• TASK PROMPT:
Reproduce all of the data below without alteration; exclude every picture.
---------------
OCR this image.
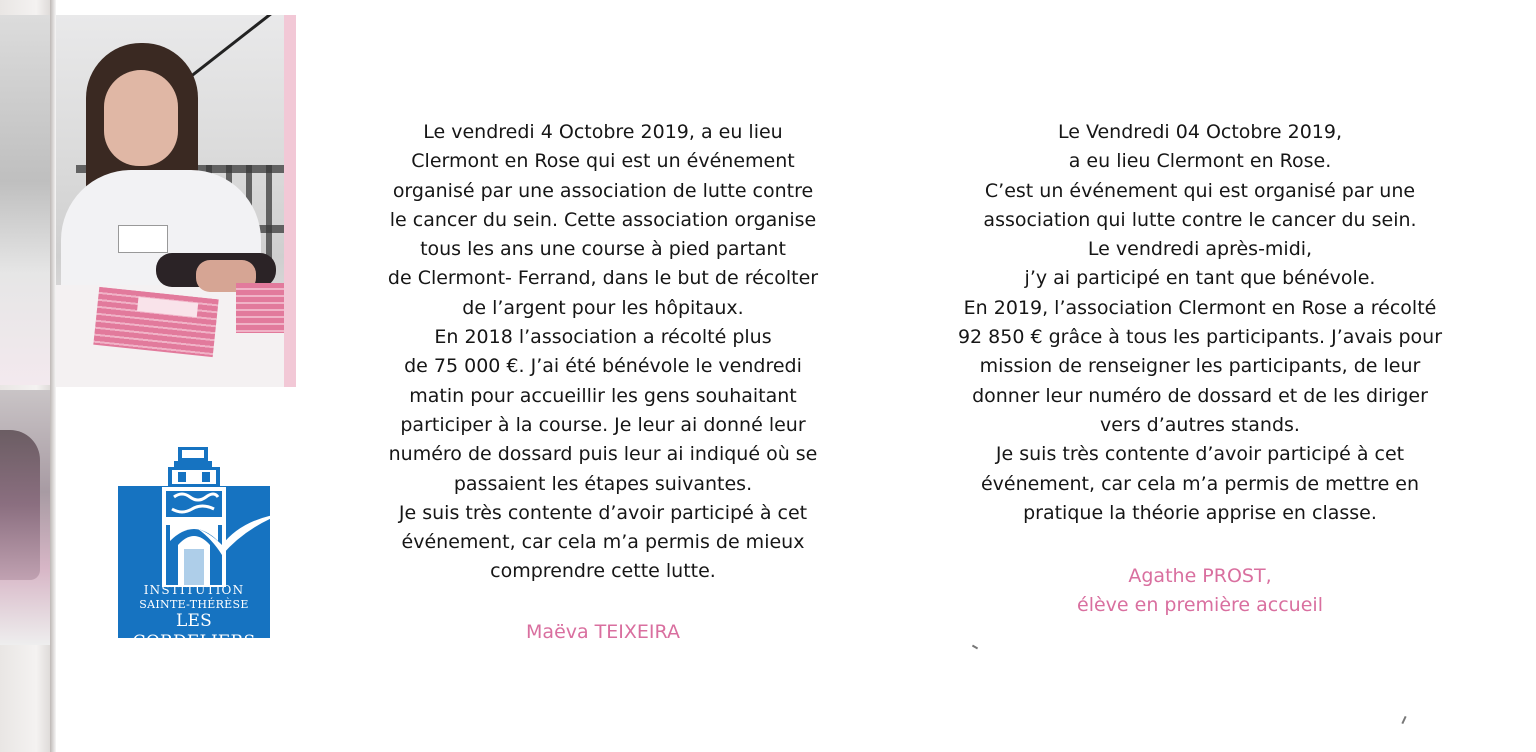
INSTITUTION
SAINTE-THÉRÈSE
LES CORDELIERS
Le vendredi 4 Octobre 2019, a eu lieu
Clermont en Rose qui est un événement
organisé par une association de lutte contre
le cancer du sein. Cette association organise
tous les ans une course à pied partant
de Clermont- Ferrand, dans le but de récolter
de l’argent pour les hôpitaux.
En 2018 l’association a récolté plus
de 75 000 €. J’ai été bénévole le vendredi
matin pour accueillir les gens souhaitant
participer à la course. Je leur ai donné leur
numéro de dossard puis leur ai indiqué où se
passaient les étapes suivantes.
Je suis très contente d’avoir participé à cet
événement, car cela m’a permis de mieux
comprendre cette lutte.
Maëva TEIXEIRA
Le Vendredi 04 Octobre 2019,
a eu lieu Clermont en Rose.
C’est un événement qui est organisé par une
association qui lutte contre le cancer du sein.
Le vendredi après-midi,
j’y ai participé en tant que bénévole.
En 2019, l’association Clermont en Rose a récolté
92 850 € grâce à tous les participants. J’avais pour
mission de renseigner les participants, de leur
donner leur numéro de dossard et de les diriger
vers d’autres stands.
Je suis très contente d’avoir participé à cet
événement, car cela m’a permis de mettre en
pratique la théorie apprise en classe.
Agathe PROST,
élève en première accueil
---------------
• SOLVED PROBLEM:
OCR this image.
INSTITUTION
SAINTE-THÉRÈSE
LES CORDELIERS
Le vendredi 4 Octobre 2019, a eu lieu
Clermont en Rose qui est un événement
organisé par une association de lutte contre
le cancer du sein. Cette association organise
tous les ans une course à pied partant
de Clermont- Ferrand, dans le but de récolter
de l’argent pour les hôpitaux.
En 2018 l’association a récolté plus
de 75 000 €. J’ai été bénévole le vendredi
matin pour accueillir les gens souhaitant
participer à la course. Je leur ai donné leur
numéro de dossard puis leur ai indiqué où se
passaient les étapes suivantes.
Je suis très contente d’avoir participé à cet
événement, car cela m’a permis de mieux
comprendre cette lutte.
Maëva TEIXEIRA
Le Vendredi 04 Octobre 2019,
a eu lieu Clermont en Rose.
C’est un événement qui est organisé par une
association qui lutte contre le cancer du sein.
Le vendredi après-midi,
j’y ai participé en tant que bénévole.
En 2019, l’association Clermont en Rose a récolté
92 850 € grâce à tous les participants. J’avais pour
mission de renseigner les participants, de leur
donner leur numéro de dossard et de les diriger
vers d’autres stands.
Je suis très contente d’avoir participé à cet
événement, car cela m’a permis de mettre en
pratique la théorie apprise en classe.
Agathe PROST,
élève en première accueil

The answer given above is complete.